REQUEST:
Search the records below for the word "image" and show every line where it occurs.

Data entries:
────

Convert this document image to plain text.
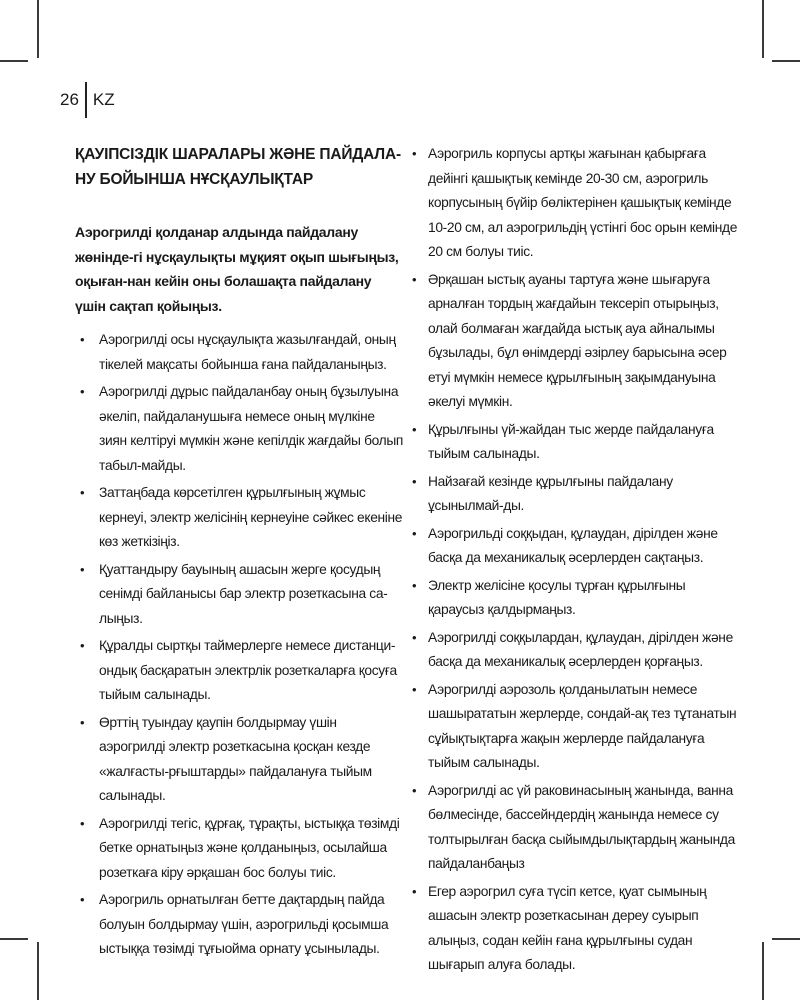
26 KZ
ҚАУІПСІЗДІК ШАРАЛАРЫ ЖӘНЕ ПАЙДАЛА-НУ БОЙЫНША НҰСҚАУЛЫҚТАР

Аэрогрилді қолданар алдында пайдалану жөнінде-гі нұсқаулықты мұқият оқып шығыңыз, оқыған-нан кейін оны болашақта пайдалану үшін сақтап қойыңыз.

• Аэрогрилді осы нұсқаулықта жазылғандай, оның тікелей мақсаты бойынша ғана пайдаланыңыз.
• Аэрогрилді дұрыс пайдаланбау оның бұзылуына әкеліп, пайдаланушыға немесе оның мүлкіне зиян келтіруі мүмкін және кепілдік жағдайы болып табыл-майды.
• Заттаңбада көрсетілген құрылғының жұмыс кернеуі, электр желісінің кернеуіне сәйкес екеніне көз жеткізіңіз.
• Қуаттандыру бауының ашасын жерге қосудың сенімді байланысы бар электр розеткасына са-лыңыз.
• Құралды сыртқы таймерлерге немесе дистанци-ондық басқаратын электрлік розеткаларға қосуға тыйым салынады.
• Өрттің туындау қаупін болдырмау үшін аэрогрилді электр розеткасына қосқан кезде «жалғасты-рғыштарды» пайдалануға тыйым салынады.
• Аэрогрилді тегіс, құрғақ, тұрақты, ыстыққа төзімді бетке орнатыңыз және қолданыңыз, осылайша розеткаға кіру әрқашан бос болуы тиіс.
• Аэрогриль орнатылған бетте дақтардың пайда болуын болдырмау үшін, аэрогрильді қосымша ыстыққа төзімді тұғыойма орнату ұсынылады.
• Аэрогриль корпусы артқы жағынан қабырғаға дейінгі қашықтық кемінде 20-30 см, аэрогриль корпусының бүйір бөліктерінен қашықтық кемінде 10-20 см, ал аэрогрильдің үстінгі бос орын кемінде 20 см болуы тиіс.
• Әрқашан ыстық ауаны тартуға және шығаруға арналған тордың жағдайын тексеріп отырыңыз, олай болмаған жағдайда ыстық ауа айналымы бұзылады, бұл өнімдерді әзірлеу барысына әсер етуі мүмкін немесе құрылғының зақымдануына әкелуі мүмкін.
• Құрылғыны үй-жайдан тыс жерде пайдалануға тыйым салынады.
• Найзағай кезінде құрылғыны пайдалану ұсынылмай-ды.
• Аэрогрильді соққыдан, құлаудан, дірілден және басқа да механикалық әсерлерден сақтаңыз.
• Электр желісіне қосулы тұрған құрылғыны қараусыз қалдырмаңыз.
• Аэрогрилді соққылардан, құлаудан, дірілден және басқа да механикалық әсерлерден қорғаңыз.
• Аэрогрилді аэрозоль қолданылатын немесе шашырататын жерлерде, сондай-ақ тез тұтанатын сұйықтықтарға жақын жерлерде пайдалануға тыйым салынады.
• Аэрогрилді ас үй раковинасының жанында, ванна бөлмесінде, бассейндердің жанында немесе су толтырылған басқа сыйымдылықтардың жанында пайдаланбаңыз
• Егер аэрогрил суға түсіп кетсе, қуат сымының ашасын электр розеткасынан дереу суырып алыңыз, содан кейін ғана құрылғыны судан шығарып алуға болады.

────

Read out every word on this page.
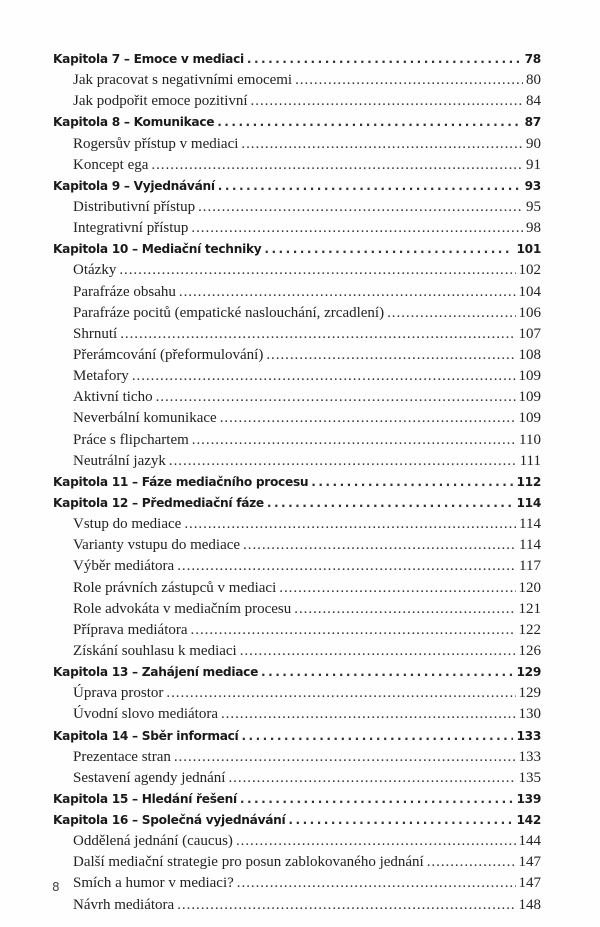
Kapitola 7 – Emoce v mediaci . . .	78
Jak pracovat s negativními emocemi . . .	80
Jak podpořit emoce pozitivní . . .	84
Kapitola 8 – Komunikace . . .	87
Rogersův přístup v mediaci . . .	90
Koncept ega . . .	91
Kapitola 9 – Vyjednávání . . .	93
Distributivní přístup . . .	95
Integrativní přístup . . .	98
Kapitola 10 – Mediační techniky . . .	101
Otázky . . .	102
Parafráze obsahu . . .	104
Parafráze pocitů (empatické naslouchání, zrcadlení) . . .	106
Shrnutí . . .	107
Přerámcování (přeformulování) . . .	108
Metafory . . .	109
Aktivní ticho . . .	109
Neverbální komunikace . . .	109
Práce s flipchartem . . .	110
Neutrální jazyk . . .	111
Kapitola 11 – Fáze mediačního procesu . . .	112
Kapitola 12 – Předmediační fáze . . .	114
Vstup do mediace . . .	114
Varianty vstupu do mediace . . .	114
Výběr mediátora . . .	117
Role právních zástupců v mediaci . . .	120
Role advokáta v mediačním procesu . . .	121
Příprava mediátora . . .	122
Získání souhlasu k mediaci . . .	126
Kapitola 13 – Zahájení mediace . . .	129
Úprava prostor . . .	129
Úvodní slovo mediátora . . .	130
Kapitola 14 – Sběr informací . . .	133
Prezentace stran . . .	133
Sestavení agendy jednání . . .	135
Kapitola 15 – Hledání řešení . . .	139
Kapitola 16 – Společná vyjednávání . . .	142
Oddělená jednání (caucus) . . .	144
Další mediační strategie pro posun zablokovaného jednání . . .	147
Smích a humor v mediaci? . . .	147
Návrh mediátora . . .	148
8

────

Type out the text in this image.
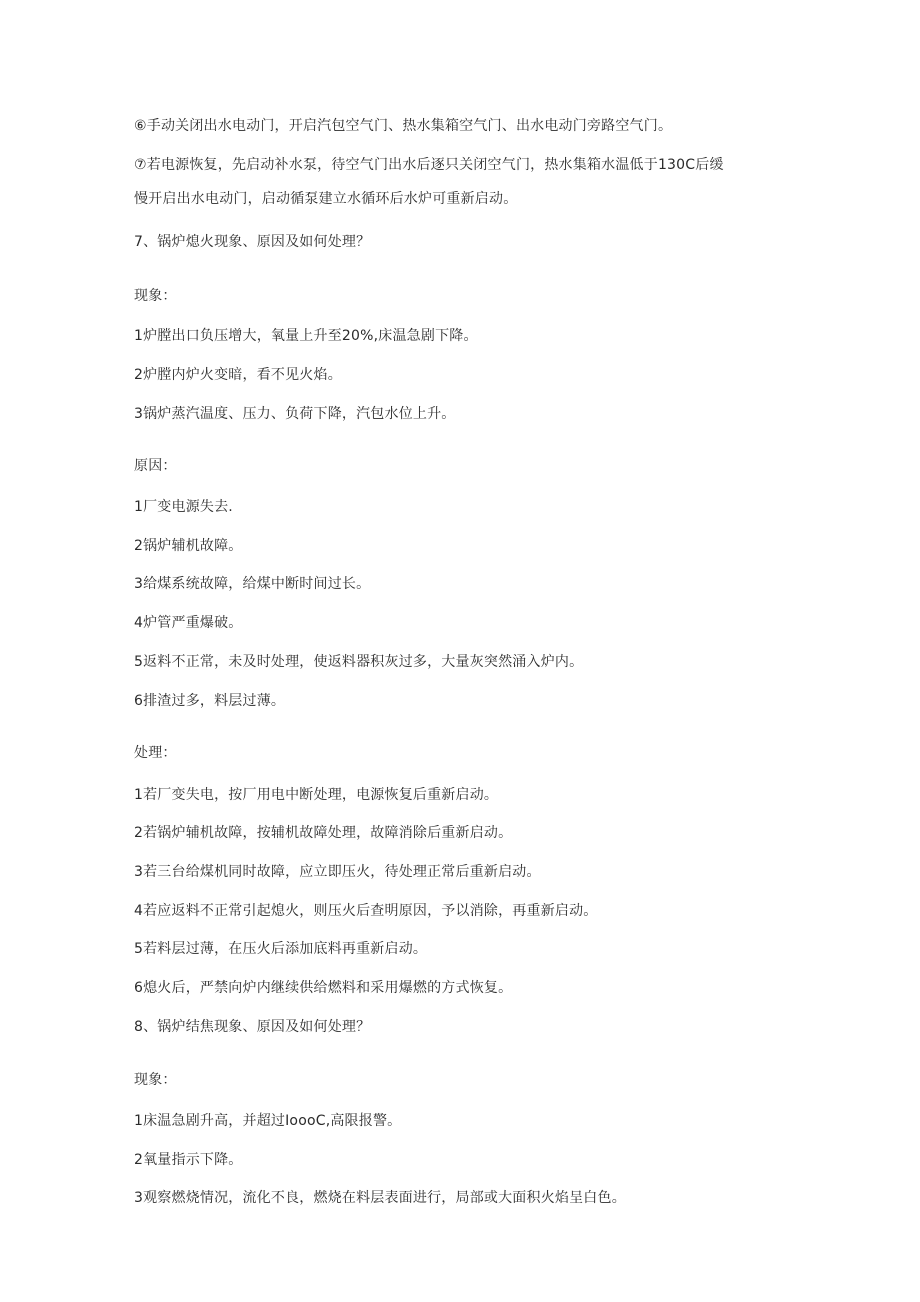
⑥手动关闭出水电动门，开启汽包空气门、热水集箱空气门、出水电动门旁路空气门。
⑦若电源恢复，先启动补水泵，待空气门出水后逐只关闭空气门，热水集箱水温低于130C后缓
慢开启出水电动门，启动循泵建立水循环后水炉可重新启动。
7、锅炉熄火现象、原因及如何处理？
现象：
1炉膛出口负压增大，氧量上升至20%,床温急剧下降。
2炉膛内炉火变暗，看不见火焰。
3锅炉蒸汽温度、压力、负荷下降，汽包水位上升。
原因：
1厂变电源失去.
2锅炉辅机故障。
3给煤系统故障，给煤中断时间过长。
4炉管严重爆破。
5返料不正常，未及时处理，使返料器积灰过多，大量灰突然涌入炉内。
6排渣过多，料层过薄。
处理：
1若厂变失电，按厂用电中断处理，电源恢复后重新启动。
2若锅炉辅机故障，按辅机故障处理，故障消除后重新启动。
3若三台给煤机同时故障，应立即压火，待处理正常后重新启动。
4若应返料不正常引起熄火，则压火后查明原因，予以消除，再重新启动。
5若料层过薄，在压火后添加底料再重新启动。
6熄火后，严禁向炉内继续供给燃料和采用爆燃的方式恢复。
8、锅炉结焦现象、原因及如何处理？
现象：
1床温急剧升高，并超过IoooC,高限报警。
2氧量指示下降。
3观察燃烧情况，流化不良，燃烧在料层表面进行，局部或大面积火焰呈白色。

────

EXPECTED OUTPUT:
Convert this document image to plain text.
Type out the text in this image.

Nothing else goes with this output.